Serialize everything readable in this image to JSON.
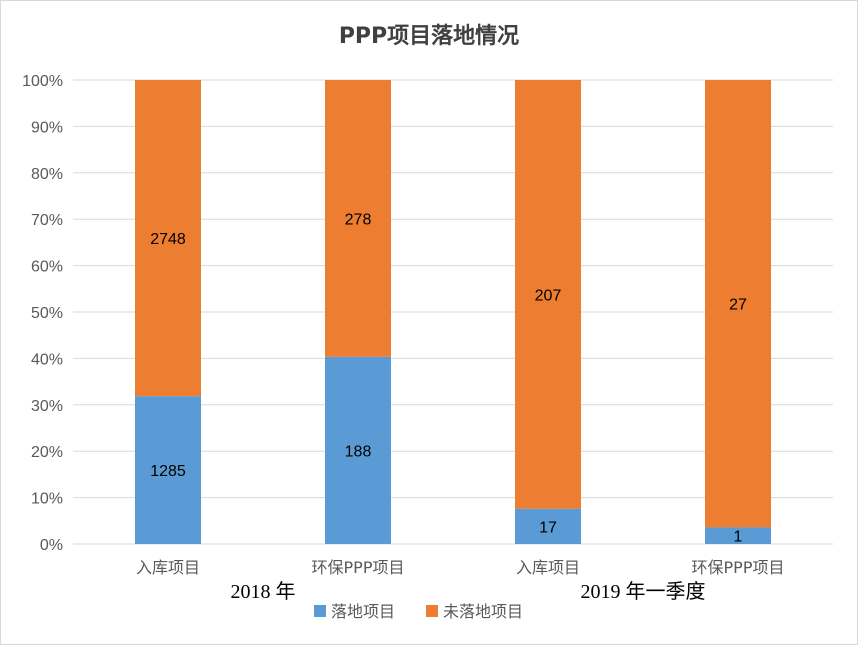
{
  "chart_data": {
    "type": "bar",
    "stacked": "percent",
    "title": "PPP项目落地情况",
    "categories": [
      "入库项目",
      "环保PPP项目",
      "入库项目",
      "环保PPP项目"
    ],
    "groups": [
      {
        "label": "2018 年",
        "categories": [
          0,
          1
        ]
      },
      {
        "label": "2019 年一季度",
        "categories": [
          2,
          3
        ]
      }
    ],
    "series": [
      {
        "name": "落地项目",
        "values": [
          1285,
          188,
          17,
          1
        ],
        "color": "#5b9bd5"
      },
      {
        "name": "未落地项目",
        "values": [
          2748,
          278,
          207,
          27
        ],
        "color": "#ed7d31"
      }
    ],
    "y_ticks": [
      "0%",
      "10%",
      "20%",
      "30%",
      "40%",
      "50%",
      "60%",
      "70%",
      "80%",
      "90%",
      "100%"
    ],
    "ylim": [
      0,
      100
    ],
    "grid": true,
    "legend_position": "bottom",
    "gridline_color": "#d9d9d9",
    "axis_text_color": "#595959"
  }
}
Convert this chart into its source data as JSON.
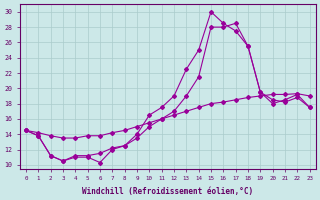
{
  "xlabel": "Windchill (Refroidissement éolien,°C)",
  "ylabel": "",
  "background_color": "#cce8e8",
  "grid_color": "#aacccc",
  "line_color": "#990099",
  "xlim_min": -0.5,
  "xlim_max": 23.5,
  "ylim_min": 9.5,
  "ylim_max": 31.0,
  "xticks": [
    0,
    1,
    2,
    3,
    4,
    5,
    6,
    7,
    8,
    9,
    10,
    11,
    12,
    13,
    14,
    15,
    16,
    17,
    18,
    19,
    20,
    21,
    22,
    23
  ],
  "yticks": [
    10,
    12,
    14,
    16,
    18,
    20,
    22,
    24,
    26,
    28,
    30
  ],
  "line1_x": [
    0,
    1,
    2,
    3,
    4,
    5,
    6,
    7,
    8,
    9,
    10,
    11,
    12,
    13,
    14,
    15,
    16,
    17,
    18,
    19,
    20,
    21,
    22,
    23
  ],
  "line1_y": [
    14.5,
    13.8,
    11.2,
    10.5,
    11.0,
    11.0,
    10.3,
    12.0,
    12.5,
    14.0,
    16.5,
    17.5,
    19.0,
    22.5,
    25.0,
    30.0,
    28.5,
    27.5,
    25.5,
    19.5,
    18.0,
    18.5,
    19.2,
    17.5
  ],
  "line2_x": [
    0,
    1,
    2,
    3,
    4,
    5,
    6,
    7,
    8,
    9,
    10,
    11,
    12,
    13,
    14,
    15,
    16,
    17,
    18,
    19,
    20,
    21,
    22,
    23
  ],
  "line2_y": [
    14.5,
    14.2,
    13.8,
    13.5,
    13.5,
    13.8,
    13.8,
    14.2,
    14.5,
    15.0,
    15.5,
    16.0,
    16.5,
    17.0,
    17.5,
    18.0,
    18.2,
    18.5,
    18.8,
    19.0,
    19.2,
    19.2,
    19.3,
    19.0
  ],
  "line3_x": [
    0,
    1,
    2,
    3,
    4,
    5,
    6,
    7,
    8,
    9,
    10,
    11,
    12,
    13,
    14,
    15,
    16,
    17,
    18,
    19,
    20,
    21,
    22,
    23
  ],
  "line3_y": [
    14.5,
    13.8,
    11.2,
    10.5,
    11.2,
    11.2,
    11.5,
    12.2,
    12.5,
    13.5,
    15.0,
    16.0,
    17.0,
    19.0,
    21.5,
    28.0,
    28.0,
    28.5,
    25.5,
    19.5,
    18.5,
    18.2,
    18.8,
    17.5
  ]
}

==*==

The problem
Without the pictures, return all the records precisely as they stand.

Solution for this problem
Serialize everything readable in this image to JSON.
{
  "chart_data": {
    "type": "bar",
    "stacked": "percent",
    "title": "PPP项目落地情况",
    "categories": [
      "入库项目",
      "环保PPP项目",
      "入库项目",
      "环保PPP项目"
    ],
    "groups": [
      {
        "label": "2018 年",
        "categories": [
          0,
          1
        ]
      },
      {
        "label": "2019 年一季度",
        "categories": [
          2,
          3
        ]
      }
    ],
    "series": [
      {
        "name": "落地项目",
        "values": [
          1285,
          188,
          17,
          1
        ],
        "color": "#5b9bd5"
      },
      {
        "name": "未落地项目",
        "values": [
          2748,
          278,
          207,
          27
        ],
        "color": "#ed7d31"
      }
    ],
    "y_ticks": [
      "0%",
      "10%",
      "20%",
      "30%",
      "40%",
      "50%",
      "60%",
      "70%",
      "80%",
      "90%",
      "100%"
    ],
    "ylim": [
      0,
      100
    ],
    "grid": true,
    "legend_position": "bottom",
    "gridline_color": "#d9d9d9",
    "axis_text_color": "#595959"
  }
}
Convert this chart into its source data as JSON.
{
  "xlabel": "Windchill (Refroidissement éolien,°C)",
  "ylabel": "",
  "background_color": "#cce8e8",
  "grid_color": "#aacccc",
  "line_color": "#990099",
  "xlim_min": -0.5,
  "xlim_max": 23.5,
  "ylim_min": 9.5,
  "ylim_max": 31.0,
  "xticks": [
    0,
    1,
    2,
    3,
    4,
    5,
    6,
    7,
    8,
    9,
    10,
    11,
    12,
    13,
    14,
    15,
    16,
    17,
    18,
    19,
    20,
    21,
    22,
    23
  ],
  "yticks": [
    10,
    12,
    14,
    16,
    18,
    20,
    22,
    24,
    26,
    28,
    30
  ],
  "line1_x": [
    0,
    1,
    2,
    3,
    4,
    5,
    6,
    7,
    8,
    9,
    10,
    11,
    12,
    13,
    14,
    15,
    16,
    17,
    18,
    19,
    20,
    21,
    22,
    23
  ],
  "line1_y": [
    14.5,
    13.8,
    11.2,
    10.5,
    11.0,
    11.0,
    10.3,
    12.0,
    12.5,
    14.0,
    16.5,
    17.5,
    19.0,
    22.5,
    25.0,
    30.0,
    28.5,
    27.5,
    25.5,
    19.5,
    18.0,
    18.5,
    19.2,
    17.5
  ],
  "line2_x": [
    0,
    1,
    2,
    3,
    4,
    5,
    6,
    7,
    8,
    9,
    10,
    11,
    12,
    13,
    14,
    15,
    16,
    17,
    18,
    19,
    20,
    21,
    22,
    23
  ],
  "line2_y": [
    14.5,
    14.2,
    13.8,
    13.5,
    13.5,
    13.8,
    13.8,
    14.2,
    14.5,
    15.0,
    15.5,
    16.0,
    16.5,
    17.0,
    17.5,
    18.0,
    18.2,
    18.5,
    18.8,
    19.0,
    19.2,
    19.2,
    19.3,
    19.0
  ],
  "line3_x": [
    0,
    1,
    2,
    3,
    4,
    5,
    6,
    7,
    8,
    9,
    10,
    11,
    12,
    13,
    14,
    15,
    16,
    17,
    18,
    19,
    20,
    21,
    22,
    23
  ],
  "line3_y": [
    14.5,
    13.8,
    11.2,
    10.5,
    11.2,
    11.2,
    11.5,
    12.2,
    12.5,
    13.5,
    15.0,
    16.0,
    17.0,
    19.0,
    21.5,
    28.0,
    28.0,
    28.5,
    25.5,
    19.5,
    18.5,
    18.2,
    18.8,
    17.5
  ]
}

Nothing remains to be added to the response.